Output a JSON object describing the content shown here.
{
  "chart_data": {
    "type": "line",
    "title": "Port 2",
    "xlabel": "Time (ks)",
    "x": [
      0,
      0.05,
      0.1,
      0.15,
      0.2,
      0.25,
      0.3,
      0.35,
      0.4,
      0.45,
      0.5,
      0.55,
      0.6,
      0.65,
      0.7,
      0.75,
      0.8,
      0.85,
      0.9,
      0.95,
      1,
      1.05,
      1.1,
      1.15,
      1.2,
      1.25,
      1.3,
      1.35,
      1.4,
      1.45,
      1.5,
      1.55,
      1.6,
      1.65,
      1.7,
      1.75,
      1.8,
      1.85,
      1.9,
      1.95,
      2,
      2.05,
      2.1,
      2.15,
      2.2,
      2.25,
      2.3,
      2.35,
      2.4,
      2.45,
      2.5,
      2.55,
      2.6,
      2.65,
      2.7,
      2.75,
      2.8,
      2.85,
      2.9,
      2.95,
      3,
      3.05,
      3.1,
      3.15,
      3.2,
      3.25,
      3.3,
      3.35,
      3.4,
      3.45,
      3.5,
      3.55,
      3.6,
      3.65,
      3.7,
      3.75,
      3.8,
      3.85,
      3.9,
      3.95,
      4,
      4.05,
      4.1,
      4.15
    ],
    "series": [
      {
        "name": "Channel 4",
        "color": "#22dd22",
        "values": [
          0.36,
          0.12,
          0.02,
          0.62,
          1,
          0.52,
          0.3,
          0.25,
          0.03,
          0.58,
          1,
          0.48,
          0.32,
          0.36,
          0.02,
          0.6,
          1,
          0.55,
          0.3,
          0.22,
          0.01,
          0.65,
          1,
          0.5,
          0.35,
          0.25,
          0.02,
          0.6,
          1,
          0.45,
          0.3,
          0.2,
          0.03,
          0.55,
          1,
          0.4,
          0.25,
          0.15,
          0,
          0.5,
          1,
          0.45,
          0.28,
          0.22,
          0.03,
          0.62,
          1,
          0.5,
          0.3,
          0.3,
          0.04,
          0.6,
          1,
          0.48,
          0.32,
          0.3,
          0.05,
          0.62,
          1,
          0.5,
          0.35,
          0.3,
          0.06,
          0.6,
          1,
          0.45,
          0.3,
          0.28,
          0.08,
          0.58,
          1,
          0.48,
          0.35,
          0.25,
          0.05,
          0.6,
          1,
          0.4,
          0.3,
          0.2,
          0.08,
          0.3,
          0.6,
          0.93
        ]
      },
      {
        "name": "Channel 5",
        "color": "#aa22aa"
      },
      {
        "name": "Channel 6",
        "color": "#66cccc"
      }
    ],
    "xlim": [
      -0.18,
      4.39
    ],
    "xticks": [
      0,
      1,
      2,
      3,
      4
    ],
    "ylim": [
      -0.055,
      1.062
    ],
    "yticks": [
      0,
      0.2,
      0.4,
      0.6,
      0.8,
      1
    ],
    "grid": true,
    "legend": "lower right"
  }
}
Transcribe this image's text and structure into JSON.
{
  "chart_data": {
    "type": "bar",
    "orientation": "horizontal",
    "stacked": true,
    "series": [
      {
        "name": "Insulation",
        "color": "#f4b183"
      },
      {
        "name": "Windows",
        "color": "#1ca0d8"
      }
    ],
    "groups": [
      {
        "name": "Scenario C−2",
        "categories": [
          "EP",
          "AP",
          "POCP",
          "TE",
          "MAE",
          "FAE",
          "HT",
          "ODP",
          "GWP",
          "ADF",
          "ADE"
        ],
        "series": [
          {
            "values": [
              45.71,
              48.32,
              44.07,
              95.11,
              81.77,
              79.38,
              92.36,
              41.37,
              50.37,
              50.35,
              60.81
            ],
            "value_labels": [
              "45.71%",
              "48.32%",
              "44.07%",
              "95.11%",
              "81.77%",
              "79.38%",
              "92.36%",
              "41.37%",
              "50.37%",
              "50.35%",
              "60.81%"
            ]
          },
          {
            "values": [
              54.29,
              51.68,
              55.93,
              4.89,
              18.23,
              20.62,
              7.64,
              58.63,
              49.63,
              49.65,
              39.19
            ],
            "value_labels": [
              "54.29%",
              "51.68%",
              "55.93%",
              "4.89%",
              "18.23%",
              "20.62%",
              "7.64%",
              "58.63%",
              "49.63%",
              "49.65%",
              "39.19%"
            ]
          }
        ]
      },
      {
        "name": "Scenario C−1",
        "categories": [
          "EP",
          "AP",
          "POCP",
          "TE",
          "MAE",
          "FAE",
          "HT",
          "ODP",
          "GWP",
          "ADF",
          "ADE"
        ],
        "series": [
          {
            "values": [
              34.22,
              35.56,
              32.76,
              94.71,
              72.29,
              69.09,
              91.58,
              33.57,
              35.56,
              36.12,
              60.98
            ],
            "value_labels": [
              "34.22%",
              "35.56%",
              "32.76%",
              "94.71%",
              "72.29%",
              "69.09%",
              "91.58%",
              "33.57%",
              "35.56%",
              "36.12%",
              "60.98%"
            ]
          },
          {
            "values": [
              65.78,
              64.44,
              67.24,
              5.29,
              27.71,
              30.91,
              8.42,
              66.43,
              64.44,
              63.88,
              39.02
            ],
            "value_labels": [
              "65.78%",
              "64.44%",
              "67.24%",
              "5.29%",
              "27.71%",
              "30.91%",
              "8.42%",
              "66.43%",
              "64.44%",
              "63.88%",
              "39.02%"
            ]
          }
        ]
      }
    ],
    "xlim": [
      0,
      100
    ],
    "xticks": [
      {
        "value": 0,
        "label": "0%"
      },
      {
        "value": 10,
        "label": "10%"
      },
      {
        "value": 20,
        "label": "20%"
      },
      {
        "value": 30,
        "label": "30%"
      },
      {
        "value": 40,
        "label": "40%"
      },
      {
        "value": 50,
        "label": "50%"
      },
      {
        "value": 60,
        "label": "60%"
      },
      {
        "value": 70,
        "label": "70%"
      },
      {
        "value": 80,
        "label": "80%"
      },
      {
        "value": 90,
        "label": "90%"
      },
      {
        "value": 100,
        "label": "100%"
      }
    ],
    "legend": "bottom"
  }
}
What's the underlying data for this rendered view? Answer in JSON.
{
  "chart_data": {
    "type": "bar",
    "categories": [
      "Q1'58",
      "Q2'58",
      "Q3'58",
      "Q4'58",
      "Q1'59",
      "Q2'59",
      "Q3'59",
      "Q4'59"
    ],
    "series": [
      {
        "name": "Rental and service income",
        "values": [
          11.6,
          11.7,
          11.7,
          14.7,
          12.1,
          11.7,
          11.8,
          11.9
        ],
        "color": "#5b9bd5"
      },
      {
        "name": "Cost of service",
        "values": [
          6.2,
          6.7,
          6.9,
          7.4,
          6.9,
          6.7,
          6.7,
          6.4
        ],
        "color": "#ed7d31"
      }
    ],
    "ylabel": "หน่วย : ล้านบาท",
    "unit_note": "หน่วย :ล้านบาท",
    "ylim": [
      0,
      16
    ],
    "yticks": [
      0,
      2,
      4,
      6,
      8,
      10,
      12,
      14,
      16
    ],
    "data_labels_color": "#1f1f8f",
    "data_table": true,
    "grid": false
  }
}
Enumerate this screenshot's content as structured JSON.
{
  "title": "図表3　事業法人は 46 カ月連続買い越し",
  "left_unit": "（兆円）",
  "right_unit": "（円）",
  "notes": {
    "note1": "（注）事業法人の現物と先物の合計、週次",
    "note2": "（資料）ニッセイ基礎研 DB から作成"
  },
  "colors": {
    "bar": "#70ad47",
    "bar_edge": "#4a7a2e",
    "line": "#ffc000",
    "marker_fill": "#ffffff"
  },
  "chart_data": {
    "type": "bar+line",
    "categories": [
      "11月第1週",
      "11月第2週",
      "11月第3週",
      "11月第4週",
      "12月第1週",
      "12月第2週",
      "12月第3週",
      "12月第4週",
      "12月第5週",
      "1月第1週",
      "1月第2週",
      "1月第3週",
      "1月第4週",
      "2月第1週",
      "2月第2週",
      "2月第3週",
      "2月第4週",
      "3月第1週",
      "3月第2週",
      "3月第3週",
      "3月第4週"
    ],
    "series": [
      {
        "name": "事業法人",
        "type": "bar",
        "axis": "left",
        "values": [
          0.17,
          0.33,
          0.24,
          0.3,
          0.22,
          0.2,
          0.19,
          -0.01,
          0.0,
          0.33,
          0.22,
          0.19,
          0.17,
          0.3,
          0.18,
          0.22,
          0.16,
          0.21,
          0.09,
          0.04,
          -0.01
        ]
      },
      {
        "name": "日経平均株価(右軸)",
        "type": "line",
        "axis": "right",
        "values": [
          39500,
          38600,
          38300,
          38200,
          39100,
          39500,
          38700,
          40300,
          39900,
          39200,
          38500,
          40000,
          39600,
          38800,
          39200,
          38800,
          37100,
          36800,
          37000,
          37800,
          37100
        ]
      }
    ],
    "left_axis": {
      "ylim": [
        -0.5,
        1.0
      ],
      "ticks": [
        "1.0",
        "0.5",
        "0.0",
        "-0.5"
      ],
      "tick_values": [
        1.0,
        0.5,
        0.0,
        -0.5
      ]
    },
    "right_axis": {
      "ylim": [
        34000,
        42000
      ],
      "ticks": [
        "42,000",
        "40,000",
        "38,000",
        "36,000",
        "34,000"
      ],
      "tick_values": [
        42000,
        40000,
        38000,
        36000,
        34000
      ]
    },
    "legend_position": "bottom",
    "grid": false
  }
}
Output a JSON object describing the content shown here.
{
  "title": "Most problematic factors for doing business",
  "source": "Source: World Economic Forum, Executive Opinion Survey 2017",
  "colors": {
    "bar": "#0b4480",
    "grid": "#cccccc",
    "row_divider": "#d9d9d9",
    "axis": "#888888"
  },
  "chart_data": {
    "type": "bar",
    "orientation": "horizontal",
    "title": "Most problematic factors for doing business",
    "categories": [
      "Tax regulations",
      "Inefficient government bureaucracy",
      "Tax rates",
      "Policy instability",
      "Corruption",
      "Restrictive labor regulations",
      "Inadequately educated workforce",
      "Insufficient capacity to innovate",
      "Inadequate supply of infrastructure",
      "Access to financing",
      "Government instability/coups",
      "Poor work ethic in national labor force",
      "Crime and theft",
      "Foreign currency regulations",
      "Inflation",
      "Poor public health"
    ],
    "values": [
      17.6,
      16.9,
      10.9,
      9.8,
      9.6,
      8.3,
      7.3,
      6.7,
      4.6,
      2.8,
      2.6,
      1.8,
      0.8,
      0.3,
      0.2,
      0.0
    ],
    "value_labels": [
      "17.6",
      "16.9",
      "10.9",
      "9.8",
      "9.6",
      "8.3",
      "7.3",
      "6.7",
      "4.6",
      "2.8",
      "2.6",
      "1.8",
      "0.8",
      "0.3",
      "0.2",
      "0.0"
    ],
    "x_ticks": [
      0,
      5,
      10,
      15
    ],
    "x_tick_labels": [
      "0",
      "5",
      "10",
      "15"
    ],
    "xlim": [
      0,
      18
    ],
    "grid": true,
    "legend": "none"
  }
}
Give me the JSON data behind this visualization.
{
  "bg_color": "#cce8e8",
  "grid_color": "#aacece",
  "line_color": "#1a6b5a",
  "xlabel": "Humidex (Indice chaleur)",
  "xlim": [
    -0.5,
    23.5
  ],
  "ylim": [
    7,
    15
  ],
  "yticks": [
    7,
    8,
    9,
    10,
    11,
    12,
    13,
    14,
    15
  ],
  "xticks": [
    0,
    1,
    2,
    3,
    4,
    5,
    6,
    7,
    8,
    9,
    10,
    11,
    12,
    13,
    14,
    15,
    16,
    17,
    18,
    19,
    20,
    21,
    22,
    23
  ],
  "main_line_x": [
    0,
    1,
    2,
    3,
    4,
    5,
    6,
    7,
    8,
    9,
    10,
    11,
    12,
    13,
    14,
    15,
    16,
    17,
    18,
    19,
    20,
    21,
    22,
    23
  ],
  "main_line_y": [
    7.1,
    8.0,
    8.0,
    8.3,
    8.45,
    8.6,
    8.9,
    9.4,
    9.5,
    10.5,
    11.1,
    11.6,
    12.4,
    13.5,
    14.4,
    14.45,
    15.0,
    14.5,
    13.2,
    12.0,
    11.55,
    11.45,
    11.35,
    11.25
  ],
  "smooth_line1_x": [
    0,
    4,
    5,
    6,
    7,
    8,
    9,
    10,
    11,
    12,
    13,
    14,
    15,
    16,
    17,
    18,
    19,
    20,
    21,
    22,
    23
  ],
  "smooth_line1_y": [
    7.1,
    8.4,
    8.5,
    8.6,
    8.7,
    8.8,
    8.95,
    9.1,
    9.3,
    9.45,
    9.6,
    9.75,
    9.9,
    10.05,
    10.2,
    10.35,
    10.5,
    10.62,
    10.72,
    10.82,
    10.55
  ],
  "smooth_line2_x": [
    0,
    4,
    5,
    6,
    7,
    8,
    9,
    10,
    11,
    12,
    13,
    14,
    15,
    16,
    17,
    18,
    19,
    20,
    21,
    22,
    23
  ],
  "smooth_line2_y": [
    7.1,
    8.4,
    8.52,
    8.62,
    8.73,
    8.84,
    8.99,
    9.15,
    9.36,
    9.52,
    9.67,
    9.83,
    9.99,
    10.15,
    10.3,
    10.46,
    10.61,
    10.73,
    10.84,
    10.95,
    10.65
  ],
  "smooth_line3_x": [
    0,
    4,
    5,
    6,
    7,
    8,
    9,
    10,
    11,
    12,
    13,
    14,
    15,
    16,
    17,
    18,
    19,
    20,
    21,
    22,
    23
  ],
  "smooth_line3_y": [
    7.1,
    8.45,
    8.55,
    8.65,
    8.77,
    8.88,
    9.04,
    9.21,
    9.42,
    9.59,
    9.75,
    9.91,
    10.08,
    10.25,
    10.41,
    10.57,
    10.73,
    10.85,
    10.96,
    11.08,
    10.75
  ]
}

* _EXERCISE_
Scan the material above for the string "business" and report each line where you find it.

* _COMPLETE RESPONSE_
  "title": "Most problematic factors for doing business",
    "title": "Most problematic factors for doing business",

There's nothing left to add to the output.